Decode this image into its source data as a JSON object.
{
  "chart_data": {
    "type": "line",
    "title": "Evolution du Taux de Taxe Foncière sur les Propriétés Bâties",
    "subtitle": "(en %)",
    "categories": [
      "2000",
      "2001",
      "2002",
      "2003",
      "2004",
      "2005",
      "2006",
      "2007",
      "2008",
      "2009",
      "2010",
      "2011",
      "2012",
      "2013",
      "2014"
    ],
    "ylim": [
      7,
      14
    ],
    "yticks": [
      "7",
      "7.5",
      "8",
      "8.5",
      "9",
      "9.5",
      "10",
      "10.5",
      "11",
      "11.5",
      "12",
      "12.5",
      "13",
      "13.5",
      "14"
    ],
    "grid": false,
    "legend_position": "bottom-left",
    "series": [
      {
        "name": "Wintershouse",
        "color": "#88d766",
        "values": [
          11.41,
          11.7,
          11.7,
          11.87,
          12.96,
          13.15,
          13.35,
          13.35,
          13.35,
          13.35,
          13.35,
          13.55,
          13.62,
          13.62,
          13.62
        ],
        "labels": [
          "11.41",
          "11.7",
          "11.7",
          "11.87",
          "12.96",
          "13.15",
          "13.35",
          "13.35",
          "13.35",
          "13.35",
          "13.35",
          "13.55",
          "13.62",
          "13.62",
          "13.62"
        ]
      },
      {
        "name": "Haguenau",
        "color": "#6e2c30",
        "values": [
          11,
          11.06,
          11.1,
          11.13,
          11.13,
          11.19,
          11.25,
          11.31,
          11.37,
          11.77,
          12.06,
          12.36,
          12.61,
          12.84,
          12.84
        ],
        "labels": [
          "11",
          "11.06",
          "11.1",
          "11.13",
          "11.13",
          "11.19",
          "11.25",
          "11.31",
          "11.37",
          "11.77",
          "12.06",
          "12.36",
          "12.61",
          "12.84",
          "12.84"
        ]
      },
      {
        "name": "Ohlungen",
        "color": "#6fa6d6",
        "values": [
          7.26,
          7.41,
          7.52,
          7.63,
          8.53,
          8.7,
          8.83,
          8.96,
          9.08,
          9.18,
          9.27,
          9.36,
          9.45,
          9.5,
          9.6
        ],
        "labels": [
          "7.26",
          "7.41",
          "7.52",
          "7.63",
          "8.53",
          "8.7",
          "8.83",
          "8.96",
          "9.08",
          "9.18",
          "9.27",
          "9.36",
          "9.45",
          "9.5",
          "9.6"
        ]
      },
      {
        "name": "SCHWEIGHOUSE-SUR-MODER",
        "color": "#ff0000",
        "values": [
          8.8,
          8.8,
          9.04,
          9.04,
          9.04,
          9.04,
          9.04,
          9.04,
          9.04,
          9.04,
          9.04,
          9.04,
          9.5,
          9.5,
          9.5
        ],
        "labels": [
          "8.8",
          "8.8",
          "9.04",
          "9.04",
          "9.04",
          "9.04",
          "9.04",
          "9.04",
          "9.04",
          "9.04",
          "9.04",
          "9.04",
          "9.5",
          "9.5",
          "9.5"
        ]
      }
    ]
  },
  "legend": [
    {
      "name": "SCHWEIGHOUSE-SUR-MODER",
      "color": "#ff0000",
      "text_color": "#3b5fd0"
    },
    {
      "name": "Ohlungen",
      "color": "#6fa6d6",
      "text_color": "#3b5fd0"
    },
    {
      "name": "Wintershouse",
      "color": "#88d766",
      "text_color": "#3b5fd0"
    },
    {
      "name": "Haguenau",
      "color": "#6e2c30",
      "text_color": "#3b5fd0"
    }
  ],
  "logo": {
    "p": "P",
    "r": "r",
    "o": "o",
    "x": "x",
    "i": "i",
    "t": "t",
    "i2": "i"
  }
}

########################################

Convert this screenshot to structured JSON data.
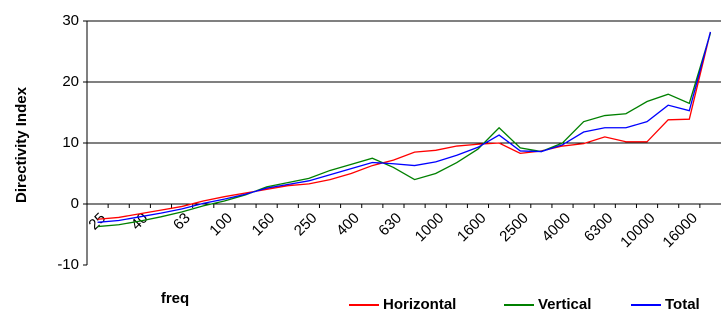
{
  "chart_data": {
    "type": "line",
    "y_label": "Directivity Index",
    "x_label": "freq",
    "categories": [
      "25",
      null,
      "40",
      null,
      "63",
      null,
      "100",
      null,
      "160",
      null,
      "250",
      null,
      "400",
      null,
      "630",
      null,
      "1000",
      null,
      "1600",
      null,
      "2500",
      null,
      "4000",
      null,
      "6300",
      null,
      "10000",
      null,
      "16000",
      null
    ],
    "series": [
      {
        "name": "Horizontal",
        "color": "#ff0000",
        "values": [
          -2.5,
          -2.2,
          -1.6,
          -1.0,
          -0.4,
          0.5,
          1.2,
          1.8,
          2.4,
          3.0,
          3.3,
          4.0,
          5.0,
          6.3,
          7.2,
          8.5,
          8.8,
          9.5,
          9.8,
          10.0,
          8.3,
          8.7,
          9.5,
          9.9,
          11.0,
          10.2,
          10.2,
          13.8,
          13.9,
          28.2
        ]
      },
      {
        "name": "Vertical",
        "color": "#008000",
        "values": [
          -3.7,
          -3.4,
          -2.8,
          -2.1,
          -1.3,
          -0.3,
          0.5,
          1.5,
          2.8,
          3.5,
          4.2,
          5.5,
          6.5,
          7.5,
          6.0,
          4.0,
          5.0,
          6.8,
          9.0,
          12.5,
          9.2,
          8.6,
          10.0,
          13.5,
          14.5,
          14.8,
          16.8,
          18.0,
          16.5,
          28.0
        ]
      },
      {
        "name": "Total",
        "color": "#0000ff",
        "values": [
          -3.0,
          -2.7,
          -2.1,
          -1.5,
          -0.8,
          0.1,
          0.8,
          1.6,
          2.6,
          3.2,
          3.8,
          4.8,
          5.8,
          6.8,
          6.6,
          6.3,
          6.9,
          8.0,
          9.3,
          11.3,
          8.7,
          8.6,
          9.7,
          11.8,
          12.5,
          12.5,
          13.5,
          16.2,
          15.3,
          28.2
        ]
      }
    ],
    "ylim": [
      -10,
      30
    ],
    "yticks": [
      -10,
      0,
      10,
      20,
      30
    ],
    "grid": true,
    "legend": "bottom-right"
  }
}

########################################

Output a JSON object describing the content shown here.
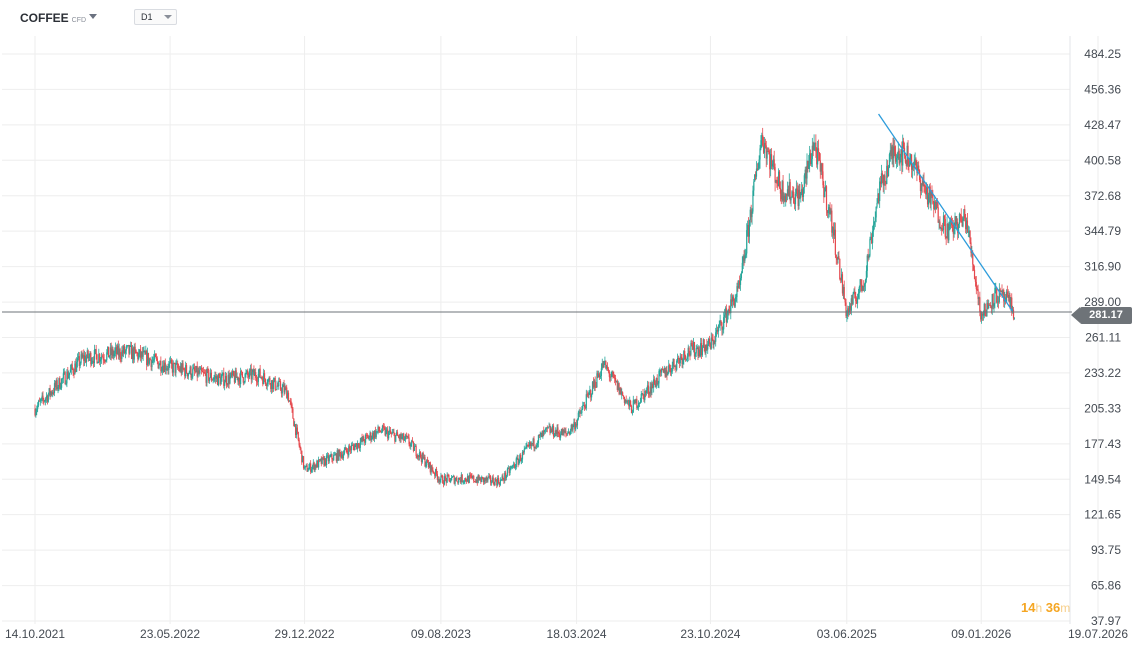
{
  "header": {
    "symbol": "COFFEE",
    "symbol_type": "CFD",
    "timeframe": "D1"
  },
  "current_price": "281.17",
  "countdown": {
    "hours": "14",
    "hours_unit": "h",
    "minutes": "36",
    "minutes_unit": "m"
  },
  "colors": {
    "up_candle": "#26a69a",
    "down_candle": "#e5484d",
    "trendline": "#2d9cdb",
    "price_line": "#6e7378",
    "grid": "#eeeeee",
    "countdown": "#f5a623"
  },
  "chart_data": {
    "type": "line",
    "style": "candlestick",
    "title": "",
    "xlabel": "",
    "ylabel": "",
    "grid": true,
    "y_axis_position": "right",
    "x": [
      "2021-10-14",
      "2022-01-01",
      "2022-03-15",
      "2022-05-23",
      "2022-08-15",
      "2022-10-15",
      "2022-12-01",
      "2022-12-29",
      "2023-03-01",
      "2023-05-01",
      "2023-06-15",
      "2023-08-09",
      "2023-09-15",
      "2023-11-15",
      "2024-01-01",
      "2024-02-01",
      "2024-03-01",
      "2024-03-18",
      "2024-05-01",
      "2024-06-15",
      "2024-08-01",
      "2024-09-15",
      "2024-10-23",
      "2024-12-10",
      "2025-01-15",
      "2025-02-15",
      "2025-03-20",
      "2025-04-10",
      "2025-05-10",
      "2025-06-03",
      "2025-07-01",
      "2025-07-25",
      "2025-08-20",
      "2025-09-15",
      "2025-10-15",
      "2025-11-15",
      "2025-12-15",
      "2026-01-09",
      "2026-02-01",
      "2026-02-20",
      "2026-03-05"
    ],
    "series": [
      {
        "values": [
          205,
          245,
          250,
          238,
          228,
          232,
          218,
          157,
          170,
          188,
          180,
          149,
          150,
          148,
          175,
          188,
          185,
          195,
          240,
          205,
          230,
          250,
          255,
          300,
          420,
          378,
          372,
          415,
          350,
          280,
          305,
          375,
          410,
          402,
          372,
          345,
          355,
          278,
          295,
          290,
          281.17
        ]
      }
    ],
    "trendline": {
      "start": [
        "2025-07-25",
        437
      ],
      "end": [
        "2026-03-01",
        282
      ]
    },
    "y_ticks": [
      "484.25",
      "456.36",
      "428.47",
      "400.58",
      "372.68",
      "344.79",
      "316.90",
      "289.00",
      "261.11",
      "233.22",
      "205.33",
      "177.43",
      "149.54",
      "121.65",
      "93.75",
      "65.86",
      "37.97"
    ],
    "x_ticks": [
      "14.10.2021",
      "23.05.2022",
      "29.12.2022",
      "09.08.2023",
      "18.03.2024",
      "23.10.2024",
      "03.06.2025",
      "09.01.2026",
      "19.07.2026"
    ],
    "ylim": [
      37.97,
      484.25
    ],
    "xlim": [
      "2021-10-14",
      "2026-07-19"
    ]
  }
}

########################################

Directive - Going through the data, tally the lines containing "name" and report only the result.

Exercise response - 11